課題 1>
以下のISDNとDSLに関する記事によると、NTTが現在メタリック回線で提供しているサービスは何ですか。すべて挙げてください。

News 2001年1月26日 11:33 PM 更新

ISDNは“いつ消える?”

NTTがDSL推進に傾いたのは,電気通信審議会の答申による“圧力”だけではない。背後には,NTT社内で行われた,重大な方向転換があった。

 既に1万契約を超え,今後はそれ以上のペースで拡大するといわれるDSL市場。昨年の今頃では考えられなかったことだが,NTTを含むDSL事業者たちは,口をそろえて「年内に100万加入」と意気込んでいる。では,現在1000万のユーザーを抱え,名実ともにトップインフラの地位にあるISDNはどうなるのだろうか? 「フレッツ・ISDN」によってユーザー数は拡大し続けているものの,128Kbps以上にスピードが上がる可能性はほぼゼロだ。

DSLとISDNの因果な関係

 日本のISDNは,一般にピンポン伝送方式と呼ばれ,320KHzの周波数帯域を使う,世界的に見ても珍しい方式を採用している。この方式がADSLの信号スペクトラムに干渉し,ADSL信号の減衰を招くのは周知の事実だ。かたや,米国のISDNはエコーキャンセラ方式と呼ばれ,80KHzの周波数帯域を使う。米国生まれのADSLは,このISDNと重ならないように開発されたため,干渉しないのは当然。これによって,近年ADSLへの切り替えが急速に進んだ。

 NTTアドバンステクノロジ(NTT-AT)主催のテクノロジシンポジウムで講演を行ったNTT技術部門長の成宮憲一氏は,ADSL試験サービス開始当初の状況をこう述懐する。「通信サービスに撤退の自由はない。いきなり,分からないもの(DSL技術)を突っ込んでよいものだろうか? と不安だった」。結果として,懸念されたほどの信号減衰はなく,試験では7割以上のケースで1.5Mbps以上のリンクスピードを確認した(ただし,リンクスピードと実効スピードには2〜3割の差がある)。

 この時点で,DSLサービスに対してISDNが招く技術的な障害は,ほぼ解消されたといっていい。しかし,NTTはその後も積極的にはADSLを展開しなかった。ほかの事業者に対して排他的な行動をとり,公正取引委員会から警告を受けたのは記憶に新しい(2000年12月20日の記事参照)。そして年末,NTTは「フレッツ・ADSL」を大々的に打ち出し,サービスの本格展開を開始する。

2つのシナリオ

 NTTが昨年中,DSLに積極的でなかった理由はいくつかある。技術的な問題はもちろん,ビジネスとして通信事業を進める上で障害となる他事業者との競合など。しかし,もっとも大きな理由は,将来のFTTHを見越した設備投資だったようだ。

 現在,NTTがメタリック回線で提供しているサービスは,音声(電話)やFAXといったアナログ通信,およびISDN,ADSLのデジタル通信だ。ここに光アクセス回線を導入したとき,従来型サービスとどのように組み合わせるか? 少なくとも,ユニバーサルサービスである音声通話は継続して提供する義務がある。

与えられた情報>
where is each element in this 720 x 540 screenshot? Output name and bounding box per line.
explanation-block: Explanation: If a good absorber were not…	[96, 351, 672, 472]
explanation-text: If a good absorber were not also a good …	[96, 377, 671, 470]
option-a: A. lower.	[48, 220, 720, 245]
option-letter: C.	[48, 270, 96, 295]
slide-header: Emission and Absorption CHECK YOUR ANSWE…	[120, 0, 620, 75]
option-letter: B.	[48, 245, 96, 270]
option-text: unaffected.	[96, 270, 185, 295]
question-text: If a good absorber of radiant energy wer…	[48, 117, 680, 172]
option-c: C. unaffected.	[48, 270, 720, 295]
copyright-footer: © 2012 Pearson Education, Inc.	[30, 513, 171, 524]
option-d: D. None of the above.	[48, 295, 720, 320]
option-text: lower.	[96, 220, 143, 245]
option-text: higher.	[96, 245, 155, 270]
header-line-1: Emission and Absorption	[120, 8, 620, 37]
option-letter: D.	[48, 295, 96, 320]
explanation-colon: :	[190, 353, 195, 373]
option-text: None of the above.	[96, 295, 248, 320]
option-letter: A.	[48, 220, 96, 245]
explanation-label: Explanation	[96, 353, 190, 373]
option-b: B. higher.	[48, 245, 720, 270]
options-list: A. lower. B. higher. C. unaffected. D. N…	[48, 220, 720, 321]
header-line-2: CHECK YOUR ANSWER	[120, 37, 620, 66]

...

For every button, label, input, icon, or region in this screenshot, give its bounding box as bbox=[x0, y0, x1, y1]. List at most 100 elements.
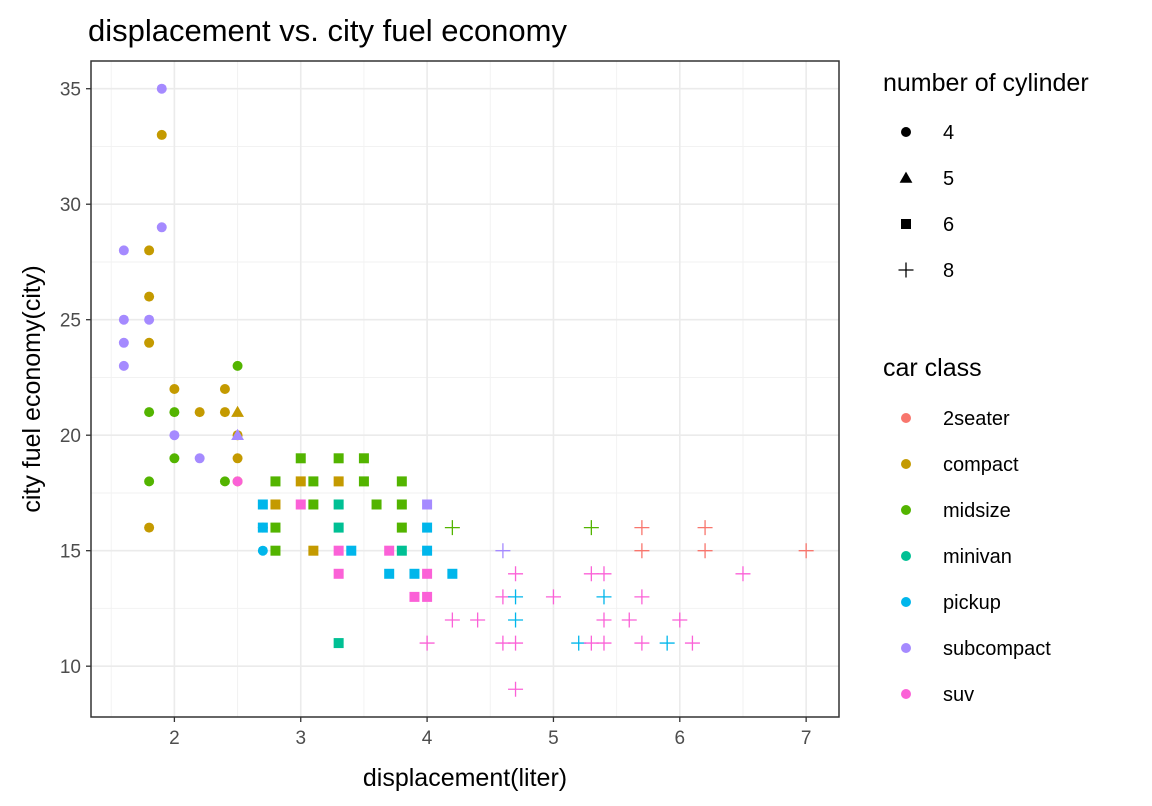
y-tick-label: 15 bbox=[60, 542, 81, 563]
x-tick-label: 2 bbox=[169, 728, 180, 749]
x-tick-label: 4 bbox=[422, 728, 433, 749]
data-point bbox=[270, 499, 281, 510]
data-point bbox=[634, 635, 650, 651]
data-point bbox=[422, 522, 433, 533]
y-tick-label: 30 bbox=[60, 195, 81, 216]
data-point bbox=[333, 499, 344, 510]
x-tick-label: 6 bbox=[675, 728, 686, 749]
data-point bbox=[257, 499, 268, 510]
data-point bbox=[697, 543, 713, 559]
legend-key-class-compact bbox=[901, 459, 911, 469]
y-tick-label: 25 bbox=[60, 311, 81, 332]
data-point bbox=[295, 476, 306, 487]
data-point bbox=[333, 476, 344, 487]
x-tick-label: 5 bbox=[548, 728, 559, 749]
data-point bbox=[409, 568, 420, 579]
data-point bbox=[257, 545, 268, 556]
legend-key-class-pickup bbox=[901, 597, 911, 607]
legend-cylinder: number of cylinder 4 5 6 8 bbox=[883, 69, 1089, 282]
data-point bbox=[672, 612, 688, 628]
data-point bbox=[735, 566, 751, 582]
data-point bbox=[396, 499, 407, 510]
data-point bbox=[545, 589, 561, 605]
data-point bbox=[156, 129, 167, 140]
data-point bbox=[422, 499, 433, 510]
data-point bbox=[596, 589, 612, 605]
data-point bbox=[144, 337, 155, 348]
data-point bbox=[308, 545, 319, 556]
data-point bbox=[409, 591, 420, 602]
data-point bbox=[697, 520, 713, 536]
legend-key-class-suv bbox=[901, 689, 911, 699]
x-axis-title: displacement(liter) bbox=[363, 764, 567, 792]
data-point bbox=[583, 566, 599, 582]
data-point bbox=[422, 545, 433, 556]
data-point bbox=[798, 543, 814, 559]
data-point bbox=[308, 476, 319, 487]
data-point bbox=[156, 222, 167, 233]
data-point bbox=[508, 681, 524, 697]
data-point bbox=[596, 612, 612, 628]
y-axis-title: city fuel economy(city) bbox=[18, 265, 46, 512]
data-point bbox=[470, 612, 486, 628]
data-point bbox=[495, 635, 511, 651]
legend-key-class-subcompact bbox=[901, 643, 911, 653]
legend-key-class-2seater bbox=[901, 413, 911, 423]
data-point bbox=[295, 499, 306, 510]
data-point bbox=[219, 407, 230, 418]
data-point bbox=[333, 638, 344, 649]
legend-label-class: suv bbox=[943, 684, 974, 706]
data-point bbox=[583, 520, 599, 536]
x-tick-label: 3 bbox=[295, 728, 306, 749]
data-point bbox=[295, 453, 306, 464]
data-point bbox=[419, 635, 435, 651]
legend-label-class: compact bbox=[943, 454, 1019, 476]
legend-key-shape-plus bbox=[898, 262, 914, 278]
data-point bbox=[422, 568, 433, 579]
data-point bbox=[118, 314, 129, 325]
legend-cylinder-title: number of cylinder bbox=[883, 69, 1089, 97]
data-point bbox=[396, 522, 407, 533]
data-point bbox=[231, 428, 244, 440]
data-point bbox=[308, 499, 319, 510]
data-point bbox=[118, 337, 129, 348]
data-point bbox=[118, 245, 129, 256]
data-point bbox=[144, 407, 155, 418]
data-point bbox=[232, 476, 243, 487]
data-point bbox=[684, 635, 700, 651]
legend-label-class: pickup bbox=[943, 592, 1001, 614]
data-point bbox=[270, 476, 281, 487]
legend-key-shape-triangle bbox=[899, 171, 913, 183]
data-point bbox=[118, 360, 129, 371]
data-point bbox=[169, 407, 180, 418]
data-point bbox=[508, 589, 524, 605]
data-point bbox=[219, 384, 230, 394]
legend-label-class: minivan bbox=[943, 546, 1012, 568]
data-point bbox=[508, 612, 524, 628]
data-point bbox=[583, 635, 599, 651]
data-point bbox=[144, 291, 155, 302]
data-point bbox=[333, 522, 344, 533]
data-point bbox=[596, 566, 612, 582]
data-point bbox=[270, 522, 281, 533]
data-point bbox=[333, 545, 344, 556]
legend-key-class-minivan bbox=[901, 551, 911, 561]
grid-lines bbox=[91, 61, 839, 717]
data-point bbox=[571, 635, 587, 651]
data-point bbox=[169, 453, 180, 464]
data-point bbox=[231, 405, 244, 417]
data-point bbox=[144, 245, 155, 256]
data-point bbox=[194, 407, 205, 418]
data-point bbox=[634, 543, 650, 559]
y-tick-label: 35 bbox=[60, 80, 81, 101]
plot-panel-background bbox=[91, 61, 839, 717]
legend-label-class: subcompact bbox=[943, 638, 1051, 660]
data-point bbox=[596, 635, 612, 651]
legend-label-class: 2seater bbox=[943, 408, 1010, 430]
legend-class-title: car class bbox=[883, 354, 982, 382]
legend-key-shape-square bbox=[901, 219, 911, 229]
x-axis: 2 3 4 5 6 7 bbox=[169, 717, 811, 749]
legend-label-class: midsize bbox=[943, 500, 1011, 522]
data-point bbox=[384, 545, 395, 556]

課題 2>
記録のうち、「y-tick-label: 15 bbox=[60, 542, 81, 563]」を含む行から「data-point bbox=[333, 476, 344, 487]」を含む行まで(両端を含む)を、「data-point」を「plot-point」に置き換えて書き直してください。それ以外は一切変えず、該当する行だけを出力してください。

期待される出力 1>
音声(電話)、FAX、ISDN、ADSL

期待される出力 2>
y-tick-label: 15 bbox=[60, 542, 81, 563]
x-tick-label: 2 bbox=[169, 728, 180, 749]
x-tick-label: 4 bbox=[422, 728, 433, 749]
plot-point bbox=[270, 499, 281, 510]
plot-point bbox=[634, 635, 650, 651]
plot-point bbox=[422, 522, 433, 533]
y-tick-label: 30 bbox=[60, 195, 81, 216]
plot-point bbox=[333, 499, 344, 510]
x-tick-label: 6 bbox=[675, 728, 686, 749]
plot-point bbox=[257, 499, 268, 510]
plot-point bbox=[697, 543, 713, 559]
legend-key-class-compact bbox=[901, 459, 911, 469]
y-tick-label: 25 bbox=[60, 311, 81, 332]
plot-point bbox=[295, 476, 306, 487]
plot-point bbox=[333, 476, 344, 487]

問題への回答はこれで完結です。